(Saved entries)
____
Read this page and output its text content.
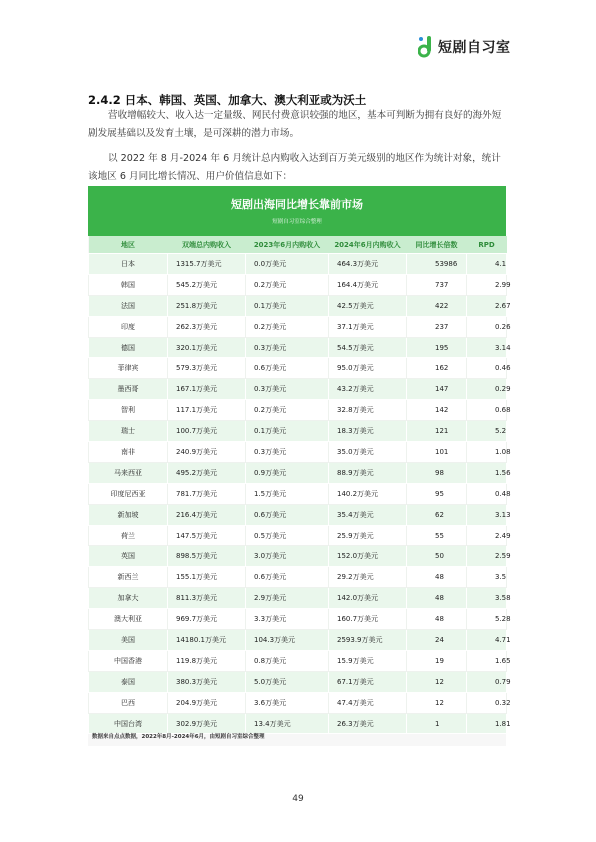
短剧自习室
2.4.2 日本、韩国、英国、加拿大、澳大利亚或为沃土
营收增幅较大、收入达一定量级、网民付费意识较强的地区，基本可判断为拥有良好的海外短剧发展基础以及发育土壤，是可深耕的潜力市场。
以 2022 年 8 月-2024 年 6 月统计总内购收入达到百万美元级别的地区作为统计对象，统计该地区 6 月同比增长情况、用户价值信息如下：
短剧出海同比增长靠前市场
短剧自习室综合整理
地区	双端总内购收入	2023年6月内购收入	2024年6月内购收入	同比增长倍数	RPD
日本	1315.7万美元	0.0万美元	464.3万美元	53986	4.1
韩国	545.2万美元	0.2万美元	164.4万美元	737	2.99
法国	251.8万美元	0.1万美元	42.5万美元	422	2.67
印度	262.3万美元	0.2万美元	37.1万美元	237	0.26
德国	320.1万美元	0.3万美元	54.5万美元	195	3.14
菲律宾	579.3万美元	0.6万美元	95.0万美元	162	0.46
墨西哥	167.1万美元	0.3万美元	43.2万美元	147	0.29
智利	117.1万美元	0.2万美元	32.8万美元	142	0.68
瑞士	100.7万美元	0.1万美元	18.3万美元	121	5.2
南非	240.9万美元	0.3万美元	35.0万美元	101	1.08
马来西亚	495.2万美元	0.9万美元	88.9万美元	98	1.56
印度尼西亚	781.7万美元	1.5万美元	140.2万美元	95	0.48
新加坡	216.4万美元	0.6万美元	35.4万美元	62	3.13
荷兰	147.5万美元	0.5万美元	25.9万美元	55	2.49
英国	898.5万美元	3.0万美元	152.0万美元	50	2.59
新西兰	155.1万美元	0.6万美元	29.2万美元	48	3.5
加拿大	811.3万美元	2.9万美元	142.0万美元	48	3.58
澳大利亚	969.7万美元	3.3万美元	160.7万美元	48	5.28
美国	14180.1万美元	104.3万美元	2593.9万美元	24	4.71
中国香港	119.8万美元	0.8万美元	15.9万美元	19	1.65
泰国	380.3万美元	5.0万美元	67.1万美元	12	0.79
巴西	204.9万美元	3.6万美元	47.4万美元	12	0.32
中国台湾	302.9万美元	13.4万美元	26.3万美元	1	1.81
数据来自点点数据，2022年8月-2024年6月，由短剧自习室综合整理
49
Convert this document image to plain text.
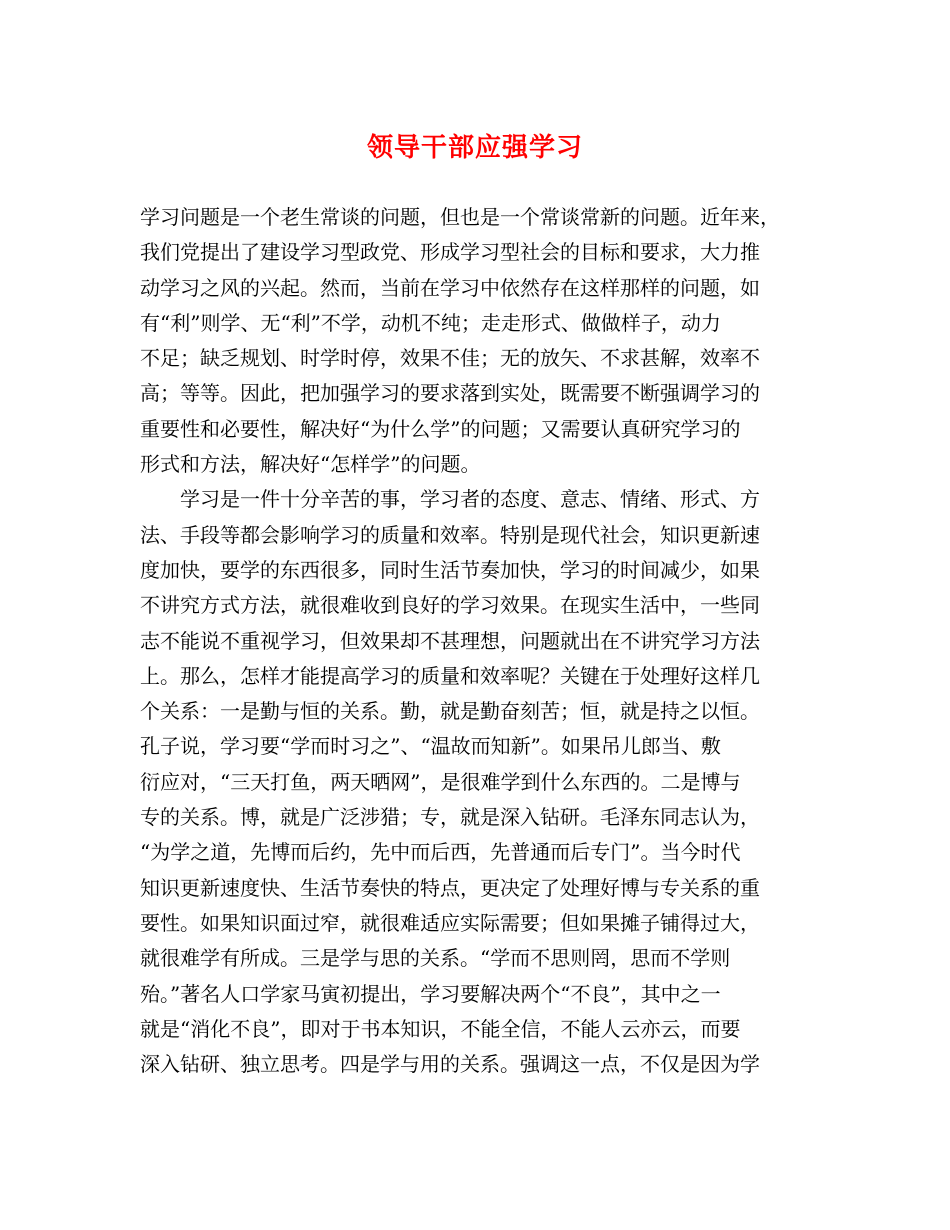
领导干部应强学习
学习问题是一个老生常谈的问题，但也是一个常谈常新的问题。近年来，
我们党提出了建设学习型政党、形成学习型社会的目标和要求，大力推
动学习之风的兴起。然而，当前在学习中依然存在这样那样的问题，如
有“利”则学、无“利”不学，动机不纯；走走形式、做做样子，动力
不足；缺乏规划、时学时停，效果不佳；无的放矢、不求甚解，效率不
高；等等。因此，把加强学习的要求落到实处，既需要不断强调学习的
重要性和必要性，解决好“为什么学”的问题；又需要认真研究学习的
形式和方法，解决好“怎样学”的问题。
　　学习是一件十分辛苦的事，学习者的态度、意志、情绪、形式、方
法、手段等都会影响学习的质量和效率。特别是现代社会，知识更新速
度加快，要学的东西很多，同时生活节奏加快，学习的时间减少，如果
不讲究方式方法，就很难收到良好的学习效果。在现实生活中，一些同
志不能说不重视学习，但效果却不甚理想，问题就出在不讲究学习方法
上。那么，怎样才能提高学习的质量和效率呢？关键在于处理好这样几
个关系：一是勤与恒的关系。勤，就是勤奋刻苦；恒，就是持之以恒。
孔子说，学习要“学而时习之”、“温故而知新”。如果吊儿郎当、敷
衍应对，“三天打鱼，两天晒网”，是很难学到什么东西的。二是博与
专的关系。博，就是广泛涉猎；专，就是深入钻研。毛泽东同志认为，
“为学之道，先博而后约，先中而后西，先普通而后专门”。当今时代
知识更新速度快、生活节奏快的特点，更决定了处理好博与专关系的重
要性。如果知识面过窄，就很难适应实际需要；但如果摊子铺得过大，
就很难学有所成。三是学与思的关系。“学而不思则罔，思而不学则
殆。”著名人口学家马寅初提出，学习要解决两个“不良”，其中之一
就是“消化不良”，即对于书本知识，不能全信，不能人云亦云，而要
深入钻研、独立思考。四是学与用的关系。强调这一点，不仅是因为学
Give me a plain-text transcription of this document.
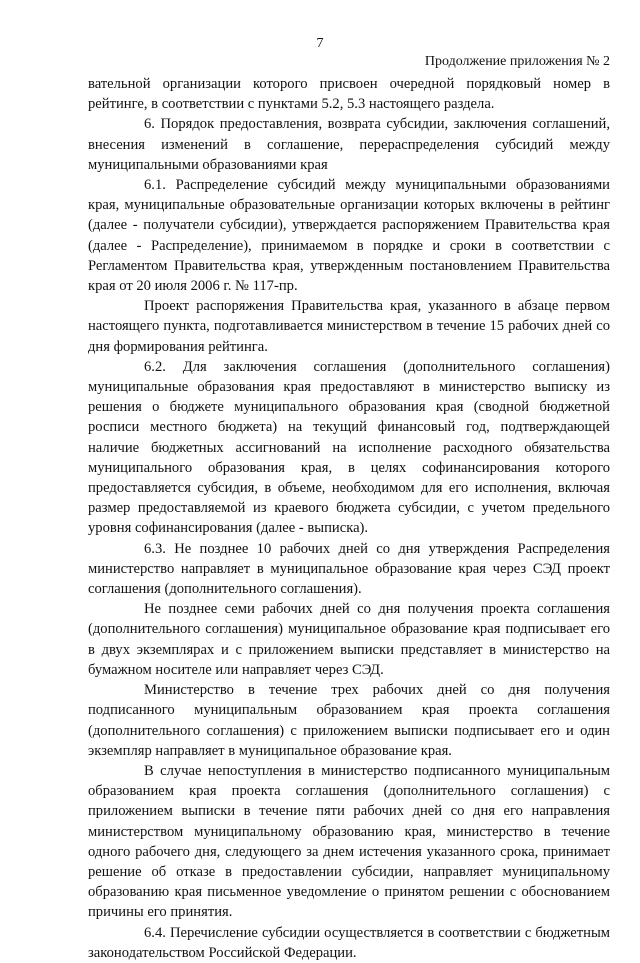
7
Продолжение приложения № 2

вательной организации которого присвоен очередной порядковый номер в рейтинге, в соответствии с пунктами 5.2, 5.3 настоящего раздела.

6. Порядок предоставления, возврата субсидии, заключения соглашений, внесения изменений в соглашение, перераспределения субсидий между муниципальными образованиями края

6.1. Распределение субсидий между муниципальными образованиями края, муниципальные образовательные организации которых включены в рейтинг (далее - получатели субсидии), утверждается распоряжением Правительства края (далее - Распределение), принимаемом в порядке и сроки в соответствии с Регламентом Правительства края, утвержденным постановлением Правительства края от 20 июля 2006 г. № 117-пр.

Проект распоряжения Правительства края, указанного в абзаце первом настоящего пункта, подготавливается министерством в течение 15 рабочих дней со дня формирования рейтинга.

6.2. Для заключения соглашения (дополнительного соглашения) муниципальные образования края предоставляют в министерство выписку из решения о бюджете муниципального образования края (сводной бюджетной росписи местного бюджета) на текущий финансовый год, подтверждающей наличие бюджетных ассигнований на исполнение расходного обязательства муниципального образования края, в целях софинансирования которого предоставляется субсидия, в объеме, необходимом для его исполнения, включая размер предоставляемой из краевого бюджета субсидии, с учетом предельного уровня софинансирования (далее - выписка).

6.3. Не позднее 10 рабочих дней со дня утверждения Распределения министерство направляет в муниципальное образование края через СЭД проект соглашения (дополнительного соглашения).

Не позднее семи рабочих дней со дня получения проекта соглашения (дополнительного соглашения) муниципальное образование края подписывает его в двух экземплярах и с приложением выписки представляет в министерство на бумажном носителе или направляет через СЭД.

Министерство в течение трех рабочих дней со дня получения подписанного муниципальным образованием края проекта соглашения (дополнительного соглашения) с приложением выписки подписывает его и один экземпляр направляет в муниципальное образование края.

В случае непоступления в министерство подписанного муниципальным образованием края проекта соглашения (дополнительного соглашения) с приложением выписки в течение пяти рабочих дней со дня его направления министерством муниципальному образованию края, министерство в течение одного рабочего дня, следующего за днем истечения указанного срока, принимает решение об отказе в предоставлении субсидии, направляет муниципальному образованию края письменное уведомление о принятом решении с обоснованием причины его принятия.

6.4. Перечисление субсидии осуществляется в соответствии с бюджетным законодательством Российской Федерации.
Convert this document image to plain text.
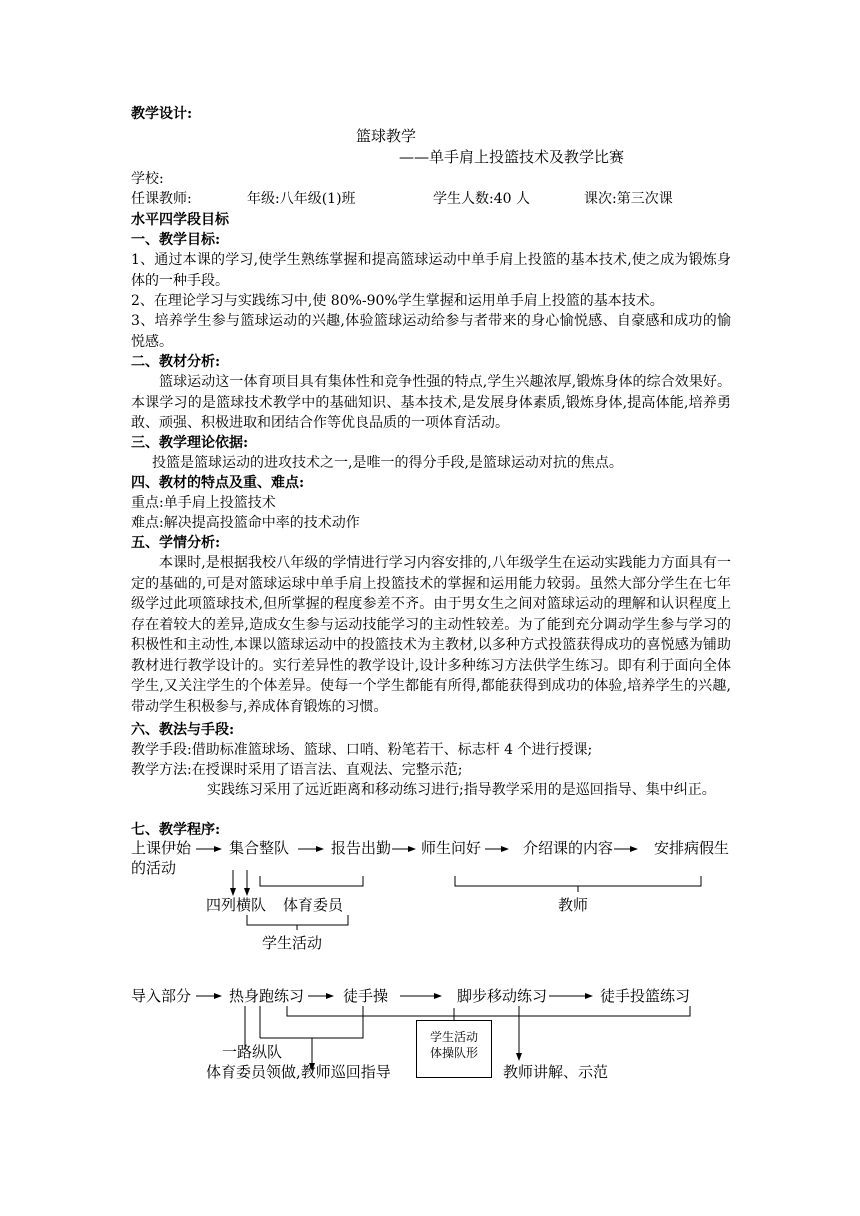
教学设计:
篮球教学
——单手肩上投篮技术及教学比赛
学校:
任课教师:	年级:八年级(1)班	学生人数:40 人	课次:第三次课
水平四学段目标
一、教学目标:
1、通过本课的学习,使学生熟练掌握和提高篮球运动中单手肩上投篮的基本技术,使之成为锻炼身体的一种手段。
2、在理论学习与实践练习中,使 80%-90%学生掌握和运用单手肩上投篮的基本技术。
3、培养学生参与篮球运动的兴趣,体验篮球运动给参与者带来的身心愉悦感、自豪感和成功的愉悦感。
二、教材分析:
篮球运动这一体育项目具有集体性和竞争性强的特点,学生兴趣浓厚,锻炼身体的综合效果好。本课学习的是篮球技术教学中的基础知识、基本技术,是发展身体素质,锻炼身体,提高体能,培养勇敢、顽强、积极进取和团结合作等优良品质的一项体育活动。
三、教学理论依据:
投篮是篮球运动的进攻技术之一,是唯一的得分手段,是篮球运动对抗的焦点。
四、教材的特点及重、难点:
重点:单手肩上投篮技术
难点:解决提高投篮命中率的技术动作
五、学情分析:
本课时,是根据我校八年级的学情进行学习内容安排的,八年级学生在运动实践能力方面具有一定的基础的,可是对篮球运球中单手肩上投篮技术的掌握和运用能力较弱。虽然大部分学生在七年级学过此项篮球技术,但所掌握的程度参差不齐。由于男女生之间对篮球运动的理解和认识程度上存在着较大的差异,造成女生参与运动技能学习的主动性较差。为了能到充分调动学生参与学习的积极性和主动性,本课以篮球运动中的投篮技术为主教材,以多种方式投篮获得成功的喜悦感为铺助教材进行教学设计的。实行差异性的教学设计,设计多种练习方法供学生练习。即有利于面向全体学生,又关注学生的个体差异。使每一个学生都能有所得,都能获得到成功的体验,培养学生的兴趣,带动学生积极参与,养成体育锻炼的习惯。
六、教法与手段:
教学手段:借助标准篮球场、篮球、口哨、粉笔若干、标志杆 4 个进行授课;
教学方法:在授课时采用了语言法、直观法、完整示范;
实践练习采用了远近距离和移动练习进行;指导教学采用的是巡回指导、集中纠正。
七、教学程序:
上课伊始
的活动
集合整队	报告出勤 师生问好	介绍课的内容	安排病假生
四列横队 体育委员	教师
学生活动
导入部分	热身跑练习	徒手操	脚步移动练习	徒手投篮练习
一路纵队
体育委员领做,教师巡回指导
学生活动
体操队形
教师讲解、示范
____
• **STATED GOAL**
Search the data above for the word "образованием", then gather each line in which it appears.

• **FINISHED EXERCISE**
Министерство в течение трех рабочих дней со дня получения подписанного муниципальным образованием края проекта соглашения (дополнительного соглашения) с приложением выписки подписывает его и один экземпляр направляет в муниципальное образование края.
В случае непоступления в министерство подписанного муниципальным образованием края проекта соглашения (дополнительного соглашения) с приложением выписки в течение пяти рабочих дней со дня его направления министерством муниципальному образованию края, министерство в течение одного рабочего дня, следующего за днем истечения указанного срока, принимает решение об отказе в предоставлении субсидии, направляет муниципальному образованию края письменное уведомление о принятом решении с обоснованием причины его принятия.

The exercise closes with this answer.